## [TEXTE CITÉ]
Chaque fois que des faits se rapportant à la personnalité telle qu'elle est
protégée par le droit sont présentés d'une manière qui ne correspond pas à
la version de celui qui est directement touché par cette présentation, ce
dernier a le droit d'y répondre sans avoir à démontrer que la déclaration
incriminée constitue un acte illicite (cf. DESCHENAUX/STEINAUER, Personnes
physiques et tutelles, 2e éd., Berne 1986, No 680, p. 177). Une simple
allusion qui, dans l'esprit du lecteur, de l'auditeur ou du spectateur,
peut se rapporter à la personne concernée fait par conséquent naître le
droit de réponse, pour autant que la présentation critiquée se rapporte
à des faits (Message précité, p. 696 s.; DESCHENAUX/STEINAUER, op.cit.,
No 689 ss, p. 180; BUCHER, op.cit., No 651 ss, p. 167; TERCIER, Le
nouveau droit de la personnalité, No 1397 ss, p. 187 ss; REHBINDER,
Die Neuordnung des Gegendarstellungsrechts, in: Recht 1985, p. 74).
A l'encontre d'un commentaire ou d'un jugement de valeur, l'intéressé ne
peut en revanche agir que par la voie de l'action en rectification prévue
à l'art. 28a al. 2 CC, qui présuppose l'illicéité de l'atteinte portée
à sa personnalité.

    c) L'entrée en vigueur, le 1er juillet 1985, de ces dispositions a
eu pour effet - sous réserve du régime transitoire défini aux art. 1er
à 4 Tit.fin. CC - d'abroger le droit de réponse institué dans certaines
législations cantonales, telles la loi tessinoise sur la presse du 13
juin 1834 (art. 20), la loi schaffhousoise sur la presse du 15 décembre
1837 (par. 2) ou la loi grisonne contre l'abus de la liberté de presse
du 13 juillet 1839 (par. 12) (cf. TERCIER, Le droit de réponse, précité,
p. 425 s.). Cela a été plus particulièrement le cas de la réglementation
du droit de réponse selon le Titre III de la loi vaudoise sur la presse du
14 décembre 1937 (LVP), tout au moins dans la mesure où les dispositions
qui y figuraient concernaient la protection de la personnalité (cf. ATF
33 I 303). Le législateur fédéral a en effet entendu régler de manière
globale et exhaustive le droit de réponse fondé sur la protection de la
personnalité (cf. Tercier, Le nouveau droit de la personnalité, No 1285
à 1287, p. 173 s.).

## [DONNÉES FOURNIES]

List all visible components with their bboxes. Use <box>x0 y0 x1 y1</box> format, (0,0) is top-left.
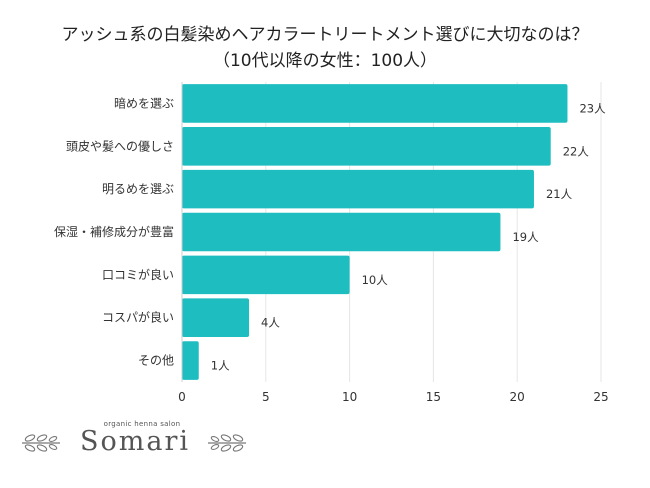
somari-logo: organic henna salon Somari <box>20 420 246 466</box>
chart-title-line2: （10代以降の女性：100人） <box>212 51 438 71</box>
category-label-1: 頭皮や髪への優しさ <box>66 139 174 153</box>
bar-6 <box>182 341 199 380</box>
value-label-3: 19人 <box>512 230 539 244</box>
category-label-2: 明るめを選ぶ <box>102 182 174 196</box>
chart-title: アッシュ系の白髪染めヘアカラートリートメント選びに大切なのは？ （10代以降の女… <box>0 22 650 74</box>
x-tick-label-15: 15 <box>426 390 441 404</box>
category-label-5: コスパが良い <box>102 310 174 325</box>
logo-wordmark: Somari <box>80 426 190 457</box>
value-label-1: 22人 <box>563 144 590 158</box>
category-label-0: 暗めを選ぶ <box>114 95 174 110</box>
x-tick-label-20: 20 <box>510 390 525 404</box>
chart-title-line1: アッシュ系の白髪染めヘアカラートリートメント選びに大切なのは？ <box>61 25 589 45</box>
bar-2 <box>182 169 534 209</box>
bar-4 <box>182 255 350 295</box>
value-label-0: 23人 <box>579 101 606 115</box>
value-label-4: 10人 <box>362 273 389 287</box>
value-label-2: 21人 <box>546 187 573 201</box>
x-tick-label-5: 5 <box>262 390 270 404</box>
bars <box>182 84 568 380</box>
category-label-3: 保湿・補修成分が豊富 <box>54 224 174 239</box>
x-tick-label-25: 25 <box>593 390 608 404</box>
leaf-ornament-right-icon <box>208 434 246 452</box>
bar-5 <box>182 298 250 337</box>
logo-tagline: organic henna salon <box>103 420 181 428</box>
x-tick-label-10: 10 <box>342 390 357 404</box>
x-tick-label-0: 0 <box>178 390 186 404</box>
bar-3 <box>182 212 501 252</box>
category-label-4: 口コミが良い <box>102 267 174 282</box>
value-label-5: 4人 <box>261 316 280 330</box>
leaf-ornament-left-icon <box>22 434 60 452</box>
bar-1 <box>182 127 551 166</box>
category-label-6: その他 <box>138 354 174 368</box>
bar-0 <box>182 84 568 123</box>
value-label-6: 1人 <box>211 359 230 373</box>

## [SÉRIE D'EXERCICES]
1. Selon l'extrait sur le droit de réponse, à quelle date les dispositions fédérales sont-elles entrées en vigueur ?
2. Veuillez recopier à l'identique le passage de l'extrait sur le droit de réponse qui va de « A l'encontre d'un » jusqu'à « à sa personnalité. » inclus.
3. Relevez toutes les lois cantonales citées dans l'extrait sur le droit de réponse, avec leur date.

## [RÉPONSES PAR EXERCICE]
1. Le 1er juillet 1985.

2.
A l'encontre d'un commentaire ou d'un jugement de valeur, l'intéressé ne
peut en revanche agir que par la voie de l'action en rectification prévue
à l'art. 28a al. 2 CC, qui présuppose l'illicéité de l'atteinte portée
à sa personnalité.

3.
- la loi tessinoise sur la presse du 13 juin 1834
- la loi schaffhousoise sur la presse du 15 décembre 1837
- la loi grisonne contre l'abus de la liberté de presse du 13 juillet 1839
- la loi vaudoise sur la presse du 14 décembre 1937 (LVP)